Of all the lines in the material, how many include the word "marker"? Give only the number.

** BEGIN Records for this exercise **

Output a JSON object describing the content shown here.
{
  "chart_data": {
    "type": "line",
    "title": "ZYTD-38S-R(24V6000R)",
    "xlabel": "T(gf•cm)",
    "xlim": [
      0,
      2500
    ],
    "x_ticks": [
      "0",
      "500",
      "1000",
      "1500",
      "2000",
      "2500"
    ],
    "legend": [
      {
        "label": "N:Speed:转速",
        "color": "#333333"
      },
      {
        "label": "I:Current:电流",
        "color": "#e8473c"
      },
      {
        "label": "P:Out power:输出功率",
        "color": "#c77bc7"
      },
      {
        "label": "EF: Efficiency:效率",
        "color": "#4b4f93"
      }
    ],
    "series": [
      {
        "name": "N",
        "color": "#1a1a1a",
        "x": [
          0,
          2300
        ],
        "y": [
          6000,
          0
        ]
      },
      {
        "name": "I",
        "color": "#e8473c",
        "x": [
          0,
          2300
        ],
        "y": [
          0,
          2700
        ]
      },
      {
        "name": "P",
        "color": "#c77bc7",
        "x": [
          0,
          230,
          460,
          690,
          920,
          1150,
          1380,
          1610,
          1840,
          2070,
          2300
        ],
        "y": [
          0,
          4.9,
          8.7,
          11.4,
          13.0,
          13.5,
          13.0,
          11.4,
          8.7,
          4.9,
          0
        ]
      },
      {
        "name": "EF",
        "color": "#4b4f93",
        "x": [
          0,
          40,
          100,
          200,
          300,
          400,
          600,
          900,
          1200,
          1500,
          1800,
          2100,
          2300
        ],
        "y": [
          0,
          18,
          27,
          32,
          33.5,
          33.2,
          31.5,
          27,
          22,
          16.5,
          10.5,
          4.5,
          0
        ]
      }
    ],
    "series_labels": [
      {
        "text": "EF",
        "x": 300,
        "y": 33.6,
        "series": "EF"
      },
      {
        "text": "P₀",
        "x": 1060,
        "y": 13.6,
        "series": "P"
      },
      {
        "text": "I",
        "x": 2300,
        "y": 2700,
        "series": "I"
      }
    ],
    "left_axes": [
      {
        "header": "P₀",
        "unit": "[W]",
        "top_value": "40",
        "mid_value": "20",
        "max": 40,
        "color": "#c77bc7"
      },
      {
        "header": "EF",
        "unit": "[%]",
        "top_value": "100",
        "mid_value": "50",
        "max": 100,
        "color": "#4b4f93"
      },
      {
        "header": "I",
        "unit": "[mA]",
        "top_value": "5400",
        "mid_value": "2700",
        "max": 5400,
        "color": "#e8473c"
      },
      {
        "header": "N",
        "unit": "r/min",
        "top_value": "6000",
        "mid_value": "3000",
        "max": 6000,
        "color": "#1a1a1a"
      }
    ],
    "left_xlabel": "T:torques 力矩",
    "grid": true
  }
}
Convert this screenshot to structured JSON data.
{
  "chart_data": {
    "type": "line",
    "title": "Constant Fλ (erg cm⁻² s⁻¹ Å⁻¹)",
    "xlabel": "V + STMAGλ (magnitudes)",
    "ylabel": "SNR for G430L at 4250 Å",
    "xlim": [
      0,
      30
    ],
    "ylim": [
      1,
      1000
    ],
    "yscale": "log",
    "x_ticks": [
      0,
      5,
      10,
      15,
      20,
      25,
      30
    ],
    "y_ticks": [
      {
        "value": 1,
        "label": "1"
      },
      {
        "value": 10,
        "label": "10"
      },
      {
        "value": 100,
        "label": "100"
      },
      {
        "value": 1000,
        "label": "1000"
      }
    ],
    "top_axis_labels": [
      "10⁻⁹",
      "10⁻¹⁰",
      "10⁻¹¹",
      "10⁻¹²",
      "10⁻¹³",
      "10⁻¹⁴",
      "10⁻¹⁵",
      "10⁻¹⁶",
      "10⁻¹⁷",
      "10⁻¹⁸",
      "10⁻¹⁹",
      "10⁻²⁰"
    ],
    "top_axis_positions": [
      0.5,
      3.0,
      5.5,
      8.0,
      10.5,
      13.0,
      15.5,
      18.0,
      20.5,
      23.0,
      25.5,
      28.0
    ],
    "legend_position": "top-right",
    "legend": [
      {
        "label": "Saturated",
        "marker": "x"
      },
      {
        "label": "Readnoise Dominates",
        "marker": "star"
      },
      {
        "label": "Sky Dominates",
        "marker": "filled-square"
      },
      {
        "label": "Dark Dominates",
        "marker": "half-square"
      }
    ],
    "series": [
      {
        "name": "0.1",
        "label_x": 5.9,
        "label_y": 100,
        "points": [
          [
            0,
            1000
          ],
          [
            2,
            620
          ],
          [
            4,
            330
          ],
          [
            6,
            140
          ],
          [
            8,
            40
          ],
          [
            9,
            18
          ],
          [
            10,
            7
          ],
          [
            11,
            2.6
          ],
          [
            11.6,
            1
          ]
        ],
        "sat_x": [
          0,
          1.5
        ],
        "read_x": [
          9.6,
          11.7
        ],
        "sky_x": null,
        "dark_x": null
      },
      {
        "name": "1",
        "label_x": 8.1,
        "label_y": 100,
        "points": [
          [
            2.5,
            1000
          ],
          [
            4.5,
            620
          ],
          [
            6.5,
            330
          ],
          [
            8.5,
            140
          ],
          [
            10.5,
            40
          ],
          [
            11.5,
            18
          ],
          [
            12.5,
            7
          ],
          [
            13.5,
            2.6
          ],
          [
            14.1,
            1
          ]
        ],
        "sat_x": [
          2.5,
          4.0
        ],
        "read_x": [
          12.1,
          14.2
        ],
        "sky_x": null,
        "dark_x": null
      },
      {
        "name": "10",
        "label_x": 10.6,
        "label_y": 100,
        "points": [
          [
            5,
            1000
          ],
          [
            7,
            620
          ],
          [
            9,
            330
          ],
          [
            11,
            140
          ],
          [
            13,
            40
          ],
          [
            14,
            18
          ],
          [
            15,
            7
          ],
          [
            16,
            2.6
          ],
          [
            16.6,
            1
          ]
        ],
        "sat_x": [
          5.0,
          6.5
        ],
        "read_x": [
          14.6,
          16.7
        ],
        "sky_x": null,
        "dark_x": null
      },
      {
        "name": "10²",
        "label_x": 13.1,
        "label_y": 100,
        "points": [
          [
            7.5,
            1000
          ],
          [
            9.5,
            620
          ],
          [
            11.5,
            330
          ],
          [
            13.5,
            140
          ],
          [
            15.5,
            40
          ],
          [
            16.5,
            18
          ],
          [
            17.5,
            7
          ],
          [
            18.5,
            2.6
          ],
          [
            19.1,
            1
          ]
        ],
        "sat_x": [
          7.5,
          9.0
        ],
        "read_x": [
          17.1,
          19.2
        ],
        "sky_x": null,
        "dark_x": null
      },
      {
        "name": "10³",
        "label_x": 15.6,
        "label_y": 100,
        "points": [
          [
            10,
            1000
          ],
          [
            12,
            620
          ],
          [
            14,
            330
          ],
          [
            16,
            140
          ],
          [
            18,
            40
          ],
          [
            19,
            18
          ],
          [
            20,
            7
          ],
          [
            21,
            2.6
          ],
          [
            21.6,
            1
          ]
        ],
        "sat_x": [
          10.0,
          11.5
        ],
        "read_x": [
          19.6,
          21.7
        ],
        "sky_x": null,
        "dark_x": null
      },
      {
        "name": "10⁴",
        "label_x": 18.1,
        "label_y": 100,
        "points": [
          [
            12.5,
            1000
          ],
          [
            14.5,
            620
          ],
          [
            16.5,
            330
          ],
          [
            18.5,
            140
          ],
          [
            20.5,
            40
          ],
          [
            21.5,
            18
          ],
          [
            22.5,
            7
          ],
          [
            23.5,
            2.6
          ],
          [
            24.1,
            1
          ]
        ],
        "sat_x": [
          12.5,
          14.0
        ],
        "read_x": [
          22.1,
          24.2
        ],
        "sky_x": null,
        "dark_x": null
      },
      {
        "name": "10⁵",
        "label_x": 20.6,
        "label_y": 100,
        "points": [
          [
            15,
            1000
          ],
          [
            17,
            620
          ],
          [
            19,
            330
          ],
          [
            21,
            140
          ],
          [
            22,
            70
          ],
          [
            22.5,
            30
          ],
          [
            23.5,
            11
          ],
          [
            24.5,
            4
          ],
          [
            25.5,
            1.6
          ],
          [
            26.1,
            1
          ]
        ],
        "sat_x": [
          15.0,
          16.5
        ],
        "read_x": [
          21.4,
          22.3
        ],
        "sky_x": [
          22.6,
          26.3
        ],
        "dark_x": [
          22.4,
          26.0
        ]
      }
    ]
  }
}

** END Records for this exercise **

## Completed exercise
4